### EXERCISE DETAILS
Pull every line that holds the word "frac" from the entries.

### DATA FOR THIS TASK
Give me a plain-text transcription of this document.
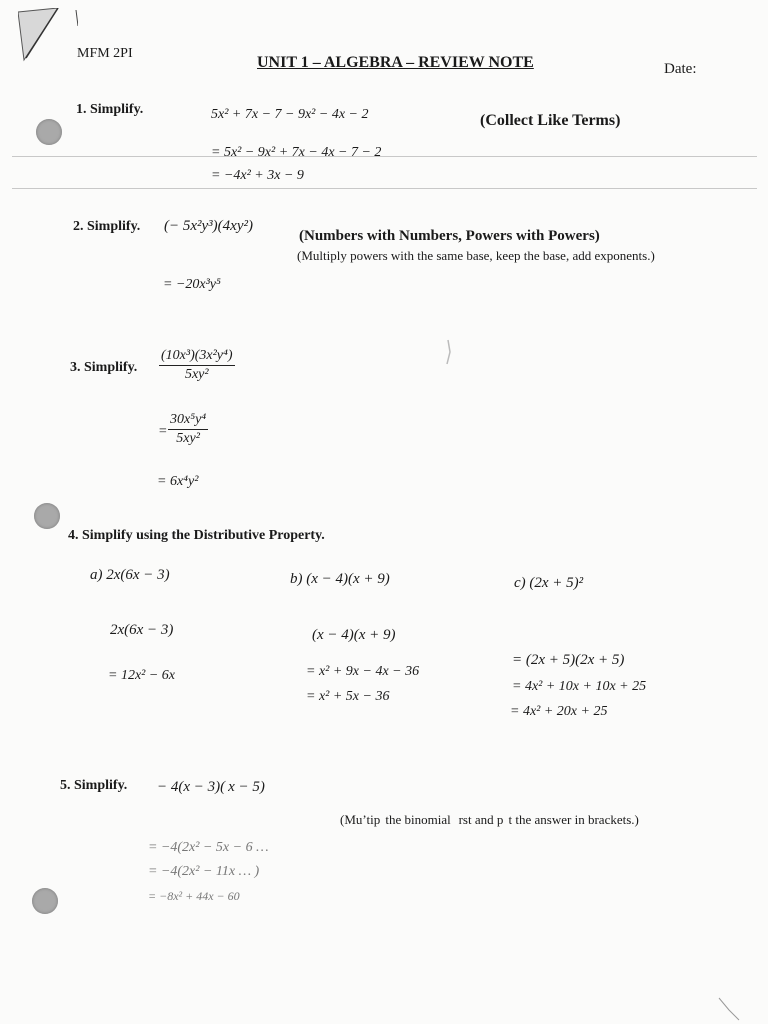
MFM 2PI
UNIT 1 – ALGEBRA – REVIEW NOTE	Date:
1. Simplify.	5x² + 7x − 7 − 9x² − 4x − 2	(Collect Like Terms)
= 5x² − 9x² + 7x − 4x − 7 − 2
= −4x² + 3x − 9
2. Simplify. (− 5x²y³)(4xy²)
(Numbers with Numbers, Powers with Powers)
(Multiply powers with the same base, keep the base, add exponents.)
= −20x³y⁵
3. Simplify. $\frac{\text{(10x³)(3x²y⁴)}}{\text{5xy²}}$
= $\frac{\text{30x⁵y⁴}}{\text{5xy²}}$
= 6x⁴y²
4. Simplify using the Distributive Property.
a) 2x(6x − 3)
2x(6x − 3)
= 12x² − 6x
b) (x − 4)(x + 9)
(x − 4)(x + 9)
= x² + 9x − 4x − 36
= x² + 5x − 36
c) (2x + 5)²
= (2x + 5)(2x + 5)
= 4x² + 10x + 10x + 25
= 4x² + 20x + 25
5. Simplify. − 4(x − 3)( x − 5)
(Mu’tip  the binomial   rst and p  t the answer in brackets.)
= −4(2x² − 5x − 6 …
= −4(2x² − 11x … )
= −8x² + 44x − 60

--

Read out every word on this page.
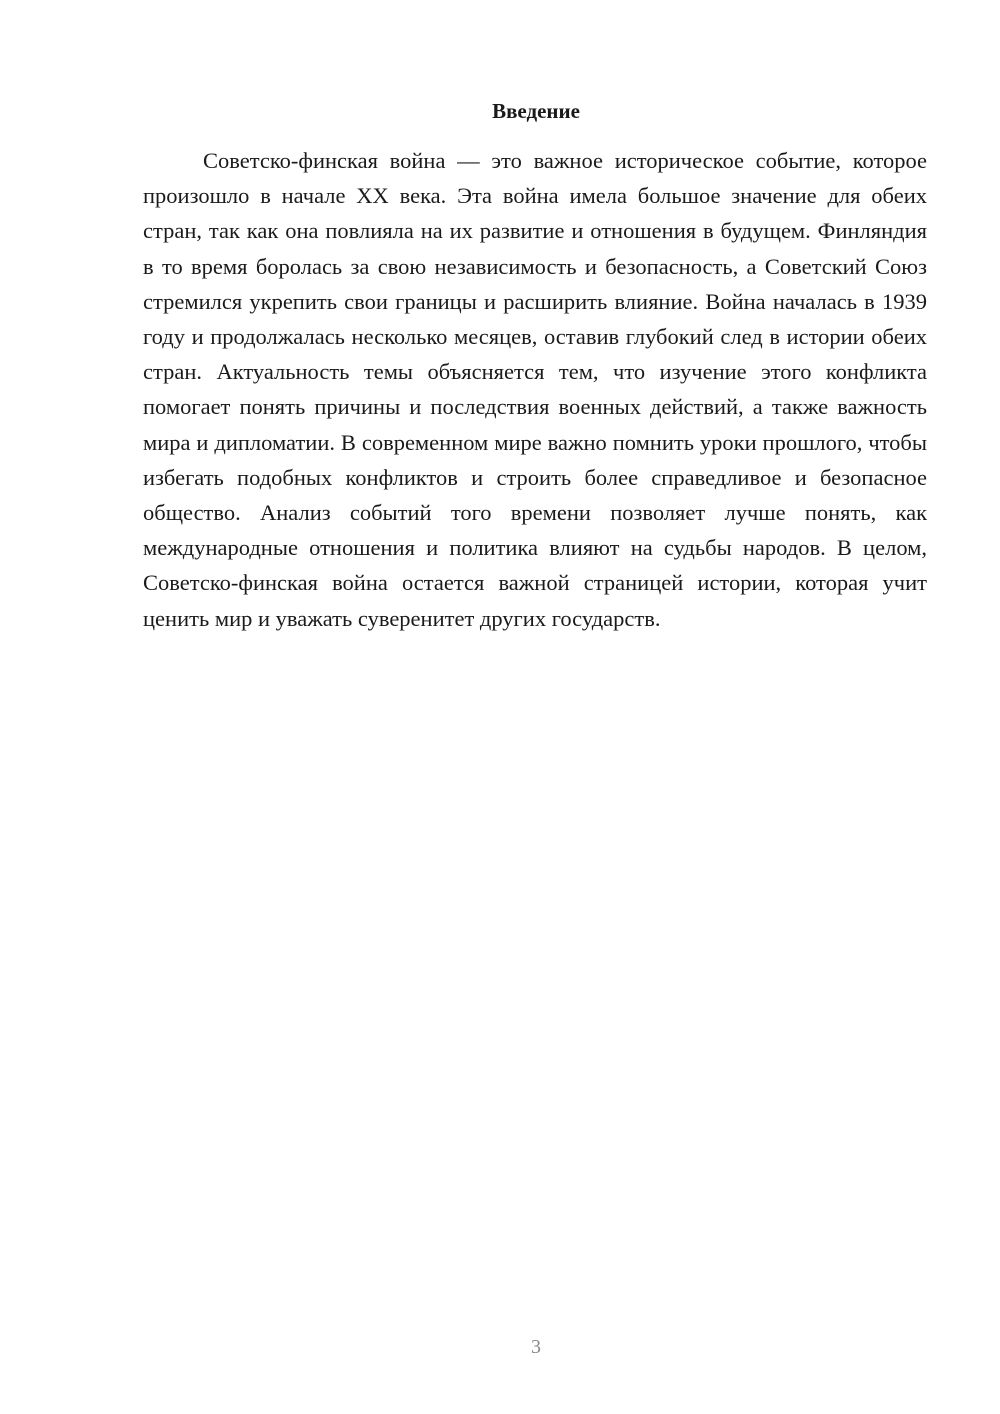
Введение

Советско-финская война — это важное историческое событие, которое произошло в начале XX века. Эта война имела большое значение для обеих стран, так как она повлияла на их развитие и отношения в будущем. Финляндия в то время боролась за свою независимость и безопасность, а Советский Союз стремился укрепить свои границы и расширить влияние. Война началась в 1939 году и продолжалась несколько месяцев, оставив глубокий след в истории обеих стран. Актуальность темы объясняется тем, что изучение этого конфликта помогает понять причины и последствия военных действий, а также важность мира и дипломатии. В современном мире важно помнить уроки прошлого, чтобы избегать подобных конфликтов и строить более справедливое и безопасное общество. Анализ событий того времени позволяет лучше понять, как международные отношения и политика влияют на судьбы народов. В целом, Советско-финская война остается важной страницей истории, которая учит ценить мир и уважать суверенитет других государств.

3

### RESULT FOR THIS TASK
3. Simplify. $\frac{\text{(10x³)(3x²y⁴)}}{\text{5xy²}}$
= $\frac{\text{30x⁵y⁴}}{\text{5xy²}}$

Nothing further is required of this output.